WHAT THIS TASK INVOLVES:
Reproduce the listing in full, pictures excluded.

RAW DATA:
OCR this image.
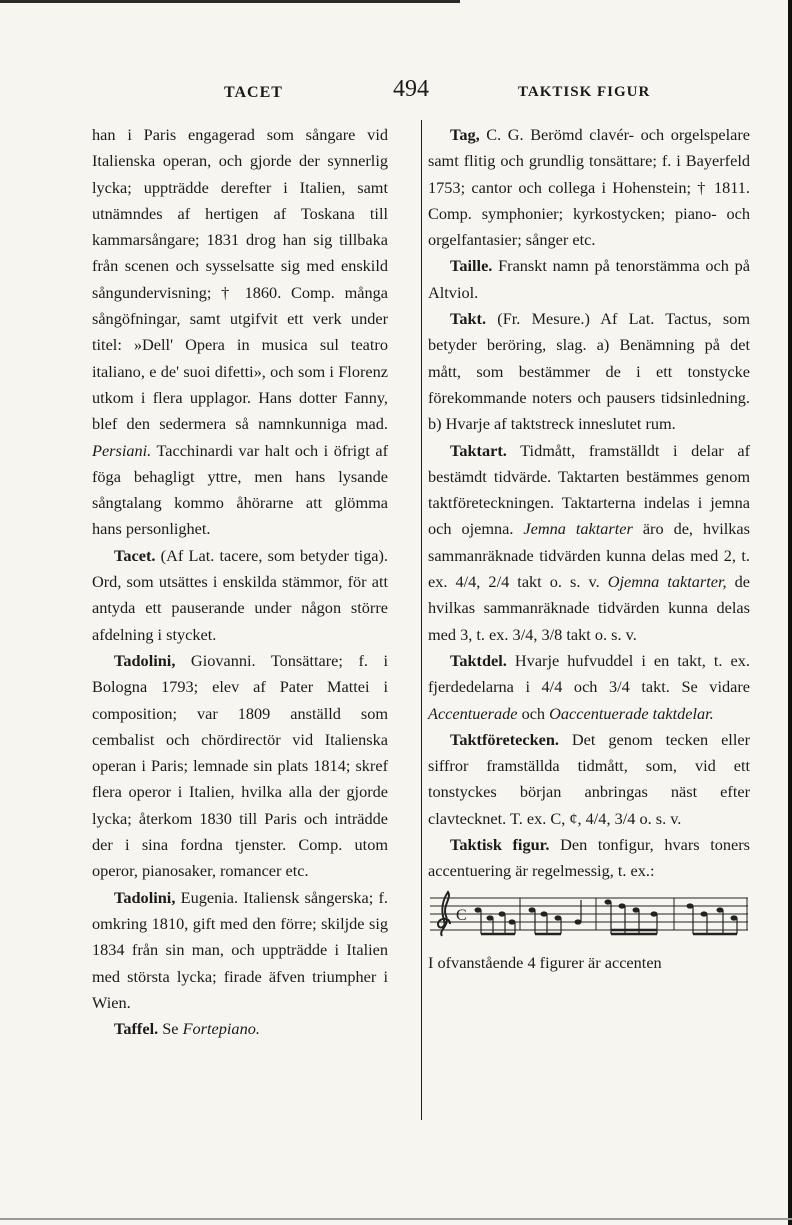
TACET	494	TAKTISK FIGUR

han i Paris engagerad som sångare vid Italienska operan, och gjorde der synnerlig lycka; uppträdde derefter i Italien, samt utnämndes af hertigen af Toskana till kammarsångare; 1831 drog han sig tillbaka från scenen och sysselsatte sig med enskild sångundervisning; † 1860. Comp. många sångöfningar, samt utgifvit ett verk under titel: »Dell' Opera in musica sul teatro italiano, e de' suoi difetti», och som i Florenz utkom i flera upplagor. Hans dotter Fanny, blef den sedermera så namnkunniga mad. Persiani. Tacchinardi var halt och i öfrigt af föga behagligt yttre, men hans lysande sångtalang kommo åhörarne att glömma hans personlighet.

Tacet. (Af Lat. tacere, som betyder tiga). Ord, som utsättes i enskilda stämmor, för att antyda ett pauserande under någon större afdelning i stycket.

Tadolini, Giovanni. Tonsättare; f. i Bologna 1793; elev af Pater Mattei i composition; var 1809 anställd som cembalist och chördirectör vid Italienska operan i Paris; lemnade sin plats 1814; skref flera operor i Italien, hvilka alla der gjorde lycka; återkom 1830 till Paris och inträdde der i sina fordna tjenster. Comp. utom operor, pianosaker, romancer etc.

Tadolini, Eugenia. Italiensk sångerska; f. omkring 1810, gift med den förre; skiljde sig 1834 från sin man, och uppträdde i Italien med största lycka; firade äfven triumpher i Wien.

Taffel. Se Fortepiano.

Tag, C. G. Berömd clavér- och orgelspelare samt flitig och grundlig tonsättare; f. i Bayerfeld 1753; cantor och collega i Hohenstein; † 1811. Comp. symphonier; kyrkostycken; piano- och orgelfantasier; sånger etc.

Taille. Franskt namn på tenorstämma och på Altviol.

Takt. (Fr. Mesure.) Af Lat. Tactus, som betyder beröring, slag. a) Benämning på det mått, som bestämmer de i ett tonstycke förekommande noters och pausers tidsinledning. b) Hvarje af taktstreck inneslutet rum.

Taktart. Tidmått, framställdt i delar af bestämdt tidvärde. Taktarten bestämmes genom taktföreteckningen. Taktarterna indelas i jemna och ojemna. Jemna taktarter äro de, hvilkas sammanräknade tidvärden kunna delas med 2, t. ex. 4/4, 2/4 takt o. s. v. Ojemna taktarter, de hvilkas sammanräknade tidvärden kunna delas med 3, t. ex. 3/4, 3/8 takt o. s. v.

Taktdel. Hvarje hufvuddel i en takt, t. ex. fjerdedelarna i 4/4 och 3/4 takt. Se vidare Accentuerade och Oaccentuerade taktdelar.

Taktföretecken. Det genom tecken eller siffror framställda tidmått, som, vid ett tonstyckes början anbringas näst efter clavtecknet. T. ex. C, ¢, 4/4, 3/4 o. s. v.

Taktisk figur. Den tonfigur, hvars toners accentuering är regelmessig, t. ex.:

C

I ofvanstående 4 figurer är accenten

RESPONSE BELOW:
OCR this image.
TACET	494	TAKTISK FIGUR

han i Paris engagerad som sångare vid Italienska operan, och gjorde der synnerlig lycka; uppträdde derefter i Italien, samt utnämndes af hertigen af Toskana till kammarsångare; 1831 drog han sig tillbaka från scenen och sysselsatte sig med enskild sångundervisning; † 1860. Comp. många sångöfningar, samt utgifvit ett verk under titel: »Dell' Opera in musica sul teatro italiano, e de' suoi difetti», och som i Florenz utkom i flera upplagor. Hans dotter Fanny, blef den sedermera så namnkunniga mad. Persiani. Tacchinardi var halt och i öfrigt af föga behagligt yttre, men hans lysande sångtalang kommo åhörarne att glömma hans personlighet.

Tacet. (Af Lat. tacere, som betyder tiga). Ord, som utsättes i enskilda stämmor, för att antyda ett pauserande under någon större afdelning i stycket.

Tadolini, Giovanni. Tonsättare; f. i Bologna 1793; elev af Pater Mattei i composition; var 1809 anställd som cembalist och chördirectör vid Italienska operan i Paris; lemnade sin plats 1814; skref flera operor i Italien, hvilka alla der gjorde lycka; återkom 1830 till Paris och inträdde der i sina fordna tjenster. Comp. utom operor, pianosaker, romancer etc.

Tadolini, Eugenia. Italiensk sångerska; f. omkring 1810, gift med den förre; skiljde sig 1834 från sin man, och uppträdde i Italien med största lycka; firade äfven triumpher i Wien.

Taffel. Se Fortepiano.

Tag, C. G. Berömd clavér- och orgelspelare samt flitig och grundlig tonsättare; f. i Bayerfeld 1753; cantor och collega i Hohenstein; † 1811. Comp. symphonier; kyrkostycken; piano- och orgelfantasier; sånger etc.

Taille. Franskt namn på tenorstämma och på Altviol.

Takt. (Fr. Mesure.) Af Lat. Tactus, som betyder beröring, slag. a) Benämning på det mått, som bestämmer de i ett tonstycke förekommande noters och pausers tidsinledning. b) Hvarje af taktstreck inneslutet rum.

Taktart. Tidmått, framställdt i delar af bestämdt tidvärde. Taktarten bestämmes genom taktföreteckningen. Taktarterna indelas i jemna och ojemna. Jemna taktarter äro de, hvilkas sammanräknade tidvärden kunna delas med 2, t. ex. 4/4, 2/4 takt o. s. v. Ojemna taktarter, de hvilkas sammanräknade tidvärden kunna delas med 3, t. ex. 3/4, 3/8 takt o. s. v.

Taktdel. Hvarje hufvuddel i en takt, t. ex. fjerdedelarna i 4/4 och 3/4 takt. Se vidare Accentuerade och Oaccentuerade taktdelar.

Taktföretecken. Det genom tecken eller siffror framställda tidmått, som, vid ett tonstyckes början anbringas näst efter clavtecknet. T. ex. C, ¢, 4/4, 3/4 o. s. v.

Taktisk figur. Den tonfigur, hvars toners accentuering är regelmessig, t. ex.:

C

I ofvanstående 4 figurer är accenten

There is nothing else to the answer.